──────── RECORDS PROVIDED

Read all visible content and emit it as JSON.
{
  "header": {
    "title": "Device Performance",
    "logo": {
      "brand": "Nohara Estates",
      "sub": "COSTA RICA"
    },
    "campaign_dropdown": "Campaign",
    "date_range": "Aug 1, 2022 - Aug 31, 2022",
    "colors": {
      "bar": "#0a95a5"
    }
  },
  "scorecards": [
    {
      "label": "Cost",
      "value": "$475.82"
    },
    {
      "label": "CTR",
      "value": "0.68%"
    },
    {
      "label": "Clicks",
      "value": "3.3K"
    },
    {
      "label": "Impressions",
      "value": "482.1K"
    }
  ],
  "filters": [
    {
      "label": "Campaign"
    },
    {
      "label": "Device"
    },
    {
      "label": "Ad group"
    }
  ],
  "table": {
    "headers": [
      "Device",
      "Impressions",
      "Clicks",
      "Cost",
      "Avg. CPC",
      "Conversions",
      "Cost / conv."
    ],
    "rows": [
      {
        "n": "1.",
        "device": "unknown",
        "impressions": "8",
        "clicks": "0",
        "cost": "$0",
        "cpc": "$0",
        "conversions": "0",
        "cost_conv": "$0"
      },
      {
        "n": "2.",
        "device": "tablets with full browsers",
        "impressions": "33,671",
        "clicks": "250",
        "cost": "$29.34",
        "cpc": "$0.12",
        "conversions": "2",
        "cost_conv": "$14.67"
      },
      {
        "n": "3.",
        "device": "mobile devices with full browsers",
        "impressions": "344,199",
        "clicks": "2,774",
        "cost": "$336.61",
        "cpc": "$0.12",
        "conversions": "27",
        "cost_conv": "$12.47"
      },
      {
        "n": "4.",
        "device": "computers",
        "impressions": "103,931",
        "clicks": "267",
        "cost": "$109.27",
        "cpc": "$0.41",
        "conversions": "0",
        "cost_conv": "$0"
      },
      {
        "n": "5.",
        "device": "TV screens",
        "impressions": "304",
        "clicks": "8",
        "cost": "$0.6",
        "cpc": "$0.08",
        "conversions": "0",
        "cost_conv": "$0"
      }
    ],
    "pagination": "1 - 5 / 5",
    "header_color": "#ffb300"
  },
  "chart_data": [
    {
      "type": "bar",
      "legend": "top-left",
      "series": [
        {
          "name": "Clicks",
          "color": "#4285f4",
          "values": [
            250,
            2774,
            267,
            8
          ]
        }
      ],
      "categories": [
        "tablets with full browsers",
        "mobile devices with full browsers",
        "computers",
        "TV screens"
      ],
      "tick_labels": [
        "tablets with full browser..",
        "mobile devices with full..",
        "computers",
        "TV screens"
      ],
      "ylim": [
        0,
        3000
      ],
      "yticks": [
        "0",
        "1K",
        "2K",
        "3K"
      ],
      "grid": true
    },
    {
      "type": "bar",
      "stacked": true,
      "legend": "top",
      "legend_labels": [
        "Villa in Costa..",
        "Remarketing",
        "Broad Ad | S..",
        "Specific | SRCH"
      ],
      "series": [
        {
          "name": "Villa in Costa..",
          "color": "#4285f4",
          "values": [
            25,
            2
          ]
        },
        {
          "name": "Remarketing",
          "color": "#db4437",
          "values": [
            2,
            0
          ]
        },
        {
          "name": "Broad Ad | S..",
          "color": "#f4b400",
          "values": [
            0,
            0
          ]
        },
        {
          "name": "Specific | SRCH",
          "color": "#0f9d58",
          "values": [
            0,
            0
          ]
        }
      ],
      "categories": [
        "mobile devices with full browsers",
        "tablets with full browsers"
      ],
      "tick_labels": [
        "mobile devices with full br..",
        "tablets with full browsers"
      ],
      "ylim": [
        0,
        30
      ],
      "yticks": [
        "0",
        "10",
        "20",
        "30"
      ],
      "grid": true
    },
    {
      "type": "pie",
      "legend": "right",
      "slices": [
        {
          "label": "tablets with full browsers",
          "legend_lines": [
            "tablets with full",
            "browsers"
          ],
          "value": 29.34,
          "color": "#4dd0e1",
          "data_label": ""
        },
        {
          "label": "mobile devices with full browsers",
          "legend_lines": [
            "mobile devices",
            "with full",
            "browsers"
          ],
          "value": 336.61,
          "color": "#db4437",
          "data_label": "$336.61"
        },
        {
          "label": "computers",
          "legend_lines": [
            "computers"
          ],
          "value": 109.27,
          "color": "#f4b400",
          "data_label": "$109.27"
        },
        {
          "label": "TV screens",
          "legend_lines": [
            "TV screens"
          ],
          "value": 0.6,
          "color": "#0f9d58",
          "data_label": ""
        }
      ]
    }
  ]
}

────────────────

*EXERCISE OBJECTIVE:* Please return the data above exactly as given.

*ANSWER BELOW:*
Read all visible content and emit it as JSON.
{
  "header": {
    "title": "Device Performance",
    "logo": {
      "brand": "Nohara Estates",
      "sub": "COSTA RICA"
    },
    "campaign_dropdown": "Campaign",
    "date_range": "Aug 1, 2022 - Aug 31, 2022",
    "colors": {
      "bar": "#0a95a5"
    }
  },
  "scorecards": [
    {
      "label": "Cost",
      "value": "$475.82"
    },
    {
      "label": "CTR",
      "value": "0.68%"
    },
    {
      "label": "Clicks",
      "value": "3.3K"
    },
    {
      "label": "Impressions",
      "value": "482.1K"
    }
  ],
  "filters": [
    {
      "label": "Campaign"
    },
    {
      "label": "Device"
    },
    {
      "label": "Ad group"
    }
  ],
  "table": {
    "headers": [
      "Device",
      "Impressions",
      "Clicks",
      "Cost",
      "Avg. CPC",
      "Conversions",
      "Cost / conv."
    ],
    "rows": [
      {
        "n": "1.",
        "device": "unknown",
        "impressions": "8",
        "clicks": "0",
        "cost": "$0",
        "cpc": "$0",
        "conversions": "0",
        "cost_conv": "$0"
      },
      {
        "n": "2.",
        "device": "tablets with full browsers",
        "impressions": "33,671",
        "clicks": "250",
        "cost": "$29.34",
        "cpc": "$0.12",
        "conversions": "2",
        "cost_conv": "$14.67"
      },
      {
        "n": "3.",
        "device": "mobile devices with full browsers",
        "impressions": "344,199",
        "clicks": "2,774",
        "cost": "$336.61",
        "cpc": "$0.12",
        "conversions": "27",
        "cost_conv": "$12.47"
      },
      {
        "n": "4.",
        "device": "computers",
        "impressions": "103,931",
        "clicks": "267",
        "cost": "$109.27",
        "cpc": "$0.41",
        "conversions": "0",
        "cost_conv": "$0"
      },
      {
        "n": "5.",
        "device": "TV screens",
        "impressions": "304",
        "clicks": "8",
        "cost": "$0.6",
        "cpc": "$0.08",
        "conversions": "0",
        "cost_conv": "$0"
      }
    ],
    "pagination": "1 - 5 / 5",
    "header_color": "#ffb300"
  },
  "chart_data": [
    {
      "type": "bar",
      "legend": "top-left",
      "series": [
        {
          "name": "Clicks",
          "color": "#4285f4",
          "values": [
            250,
            2774,
            267,
            8
          ]
        }
      ],
      "categories": [
        "tablets with full browsers",
        "mobile devices with full browsers",
        "computers",
        "TV screens"
      ],
      "tick_labels": [
        "tablets with full browser..",
        "mobile devices with full..",
        "computers",
        "TV screens"
      ],
      "ylim": [
        0,
        3000
      ],
      "yticks": [
        "0",
        "1K",
        "2K",
        "3K"
      ],
      "grid": true
    },
    {
      "type": "bar",
      "stacked": true,
      "legend": "top",
      "legend_labels": [
        "Villa in Costa..",
        "Remarketing",
        "Broad Ad | S..",
        "Specific | SRCH"
      ],
      "series": [
        {
          "name": "Villa in Costa..",
          "color": "#4285f4",
          "values": [
            25,
            2
          ]
        },
        {
          "name": "Remarketing",
          "color": "#db4437",
          "values": [
            2,
            0
          ]
        },
        {
          "name": "Broad Ad | S..",
          "color": "#f4b400",
          "values": [
            0,
            0
          ]
        },
        {
          "name": "Specific | SRCH",
          "color": "#0f9d58",
          "values": [
            0,
            0
          ]
        }
      ],
      "categories": [
        "mobile devices with full browsers",
        "tablets with full browsers"
      ],
      "tick_labels": [
        "mobile devices with full br..",
        "tablets with full browsers"
      ],
      "ylim": [
        0,
        30
      ],
      "yticks": [
        "0",
        "10",
        "20",
        "30"
      ],
      "grid": true
    },
    {
      "type": "pie",
      "legend": "right",
      "slices": [
        {
          "label": "tablets with full browsers",
          "legend_lines": [
            "tablets with full",
            "browsers"
          ],
          "value": 29.34,
          "color": "#4dd0e1",
          "data_label": ""
        },
        {
          "label": "mobile devices with full browsers",
          "legend_lines": [
            "mobile devices",
            "with full",
            "browsers"
          ],
          "value": 336.61,
          "color": "#db4437",
          "data_label": "$336.61"
        },
        {
          "label": "computers",
          "legend_lines": [
            "computers"
          ],
          "value": 109.27,
          "color": "#f4b400",
          "data_label": "$109.27"
        },
        {
          "label": "TV screens",
          "legend_lines": [
            "TV screens"
          ],
          "value": 0.6,
          "color": "#0f9d58",
          "data_label": ""
        }
      ]
    }
  ]
}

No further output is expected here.